Recorded data
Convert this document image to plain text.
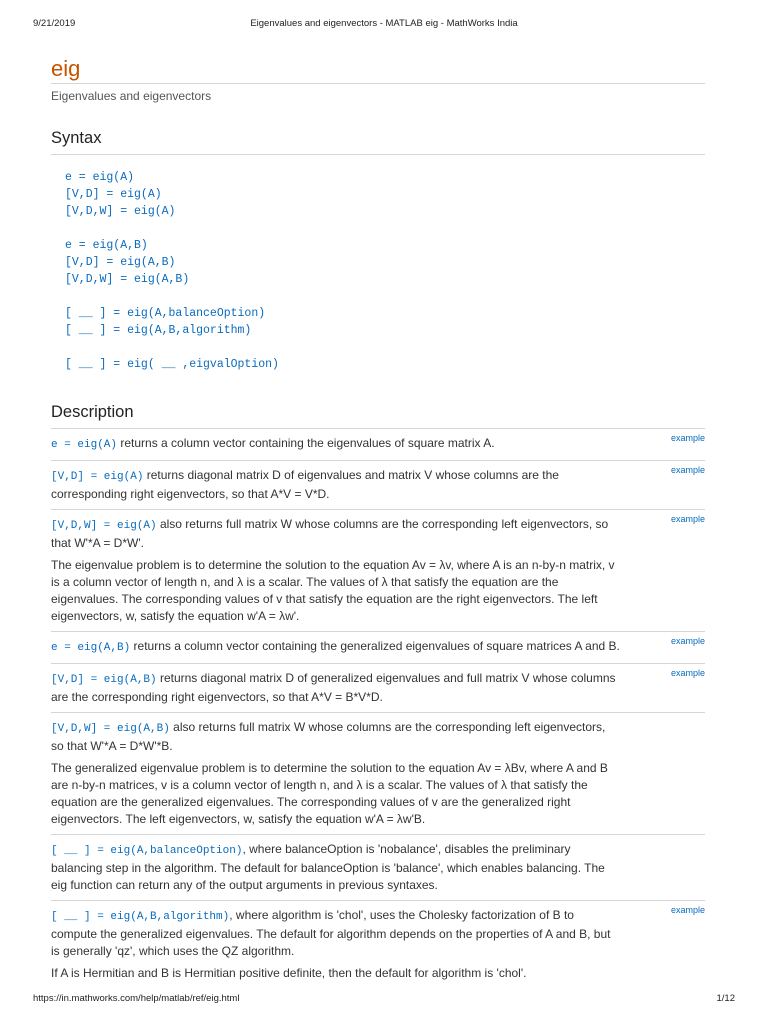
9/21/2019	Eigenvalues and eigenvectors - MATLAB eig - MathWorks India
eig

Eigenvalues and eigenvectors

Syntax
e = eig(A)
[V,D] = eig(A)
[V,D,W] = eig(A)
e = eig(A,B)
[V,D] = eig(A,B)
[V,D,W] = eig(A,B)
[ __ ] = eig(A,balanceOption)
[ __ ] = eig(A,B,algorithm)
[ __ ] = eig( __ ,eigvalOption)
Description
example

e = eig(A) returns a column vector containing the eigenvalues of square matrix A.

example

[V,D] = eig(A) returns diagonal matrix D of eigenvalues and matrix V whose columns are the corresponding right eigenvectors, so that A*V = V*D.

example

[V,D,W] = eig(A) also returns full matrix W whose columns are the corresponding left eigenvectors, so that W'*A = D*W'.

The eigenvalue problem is to determine the solution to the equation Av = λv, where A is an n-by-n matrix, v is a column vector of length n, and λ is a scalar. The values of λ that satisfy the equation are the eigenvalues. The corresponding values of v that satisfy the equation are the right eigenvectors. The left eigenvectors, w, satisfy the equation w'A = λw'.

example

e = eig(A,B) returns a column vector containing the generalized eigenvalues of square matrices A and B.

example

[V,D] = eig(A,B) returns diagonal matrix D of generalized eigenvalues and full matrix V whose columns are the corresponding right eigenvectors, so that A*V = B*V*D.

[V,D,W] = eig(A,B) also returns full matrix W whose columns are the corresponding left eigenvectors, so that W'*A = D*W'*B.

The generalized eigenvalue problem is to determine the solution to the equation Av = λBv, where A and B are n-by-n matrices, v is a column vector of length n, and λ is a scalar. The values of λ that satisfy the equation are the generalized eigenvalues. The corresponding values of v are the generalized right eigenvectors. The left eigenvectors, w, satisfy the equation w'A = λw'B.

[ __ ] = eig(A,balanceOption), where balanceOption is 'nobalance', disables the preliminary balancing step in the algorithm. The default for balanceOption is 'balance', which enables balancing. The eig function can return any of the output arguments in previous syntaxes.

example

[ __ ] = eig(A,B,algorithm), where algorithm is 'chol', uses the Cholesky factorization of B to compute the generalized eigenvalues. The default for algorithm depends on the properties of A and B, but is generally 'qz', which uses the QZ algorithm.

If A is Hermitian and B is Hermitian positive definite, then the default for algorithm is 'chol'.

https://in.mathworks.com/help/matlab/ref/eig.html	1/12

■ Task description
Return the listing above in full and without alteration, excluding its pictures.

■ Answer to the problem
Convert this document image to plain text.
9/21/2019	Eigenvalues and eigenvectors - MATLAB eig - MathWorks India
eig

Eigenvalues and eigenvectors

Syntax
e = eig(A)
[V,D] = eig(A)
[V,D,W] = eig(A)
e = eig(A,B)
[V,D] = eig(A,B)
[V,D,W] = eig(A,B)
[ __ ] = eig(A,balanceOption)
[ __ ] = eig(A,B,algorithm)
[ __ ] = eig( __ ,eigvalOption)
Description
example

e = eig(A) returns a column vector containing the eigenvalues of square matrix A.

example

[V,D] = eig(A) returns diagonal matrix D of eigenvalues and matrix V whose columns are the corresponding right eigenvectors, so that A*V = V*D.

example

[V,D,W] = eig(A) also returns full matrix W whose columns are the corresponding left eigenvectors, so that W'*A = D*W'.

The eigenvalue problem is to determine the solution to the equation Av = λv, where A is an n-by-n matrix, v is a column vector of length n, and λ is a scalar. The values of λ that satisfy the equation are the eigenvalues. The corresponding values of v that satisfy the equation are the right eigenvectors. The left eigenvectors, w, satisfy the equation w'A = λw'.

example

e = eig(A,B) returns a column vector containing the generalized eigenvalues of square matrices A and B.

example

[V,D] = eig(A,B) returns diagonal matrix D of generalized eigenvalues and full matrix V whose columns are the corresponding right eigenvectors, so that A*V = B*V*D.

[V,D,W] = eig(A,B) also returns full matrix W whose columns are the corresponding left eigenvectors, so that W'*A = D*W'*B.

The generalized eigenvalue problem is to determine the solution to the equation Av = λBv, where A and B are n-by-n matrices, v is a column vector of length n, and λ is a scalar. The values of λ that satisfy the equation are the generalized eigenvalues. The corresponding values of v are the generalized right eigenvectors. The left eigenvectors, w, satisfy the equation w'A = λw'B.

[ __ ] = eig(A,balanceOption), where balanceOption is 'nobalance', disables the preliminary balancing step in the algorithm. The default for balanceOption is 'balance', which enables balancing. The eig function can return any of the output arguments in previous syntaxes.

example

[ __ ] = eig(A,B,algorithm), where algorithm is 'chol', uses the Cholesky factorization of B to compute the generalized eigenvalues. The default for algorithm depends on the properties of A and B, but is generally 'qz', which uses the QZ algorithm.

If A is Hermitian and B is Hermitian positive definite, then the default for algorithm is 'chol'.

https://in.mathworks.com/help/matlab/ref/eig.html	1/12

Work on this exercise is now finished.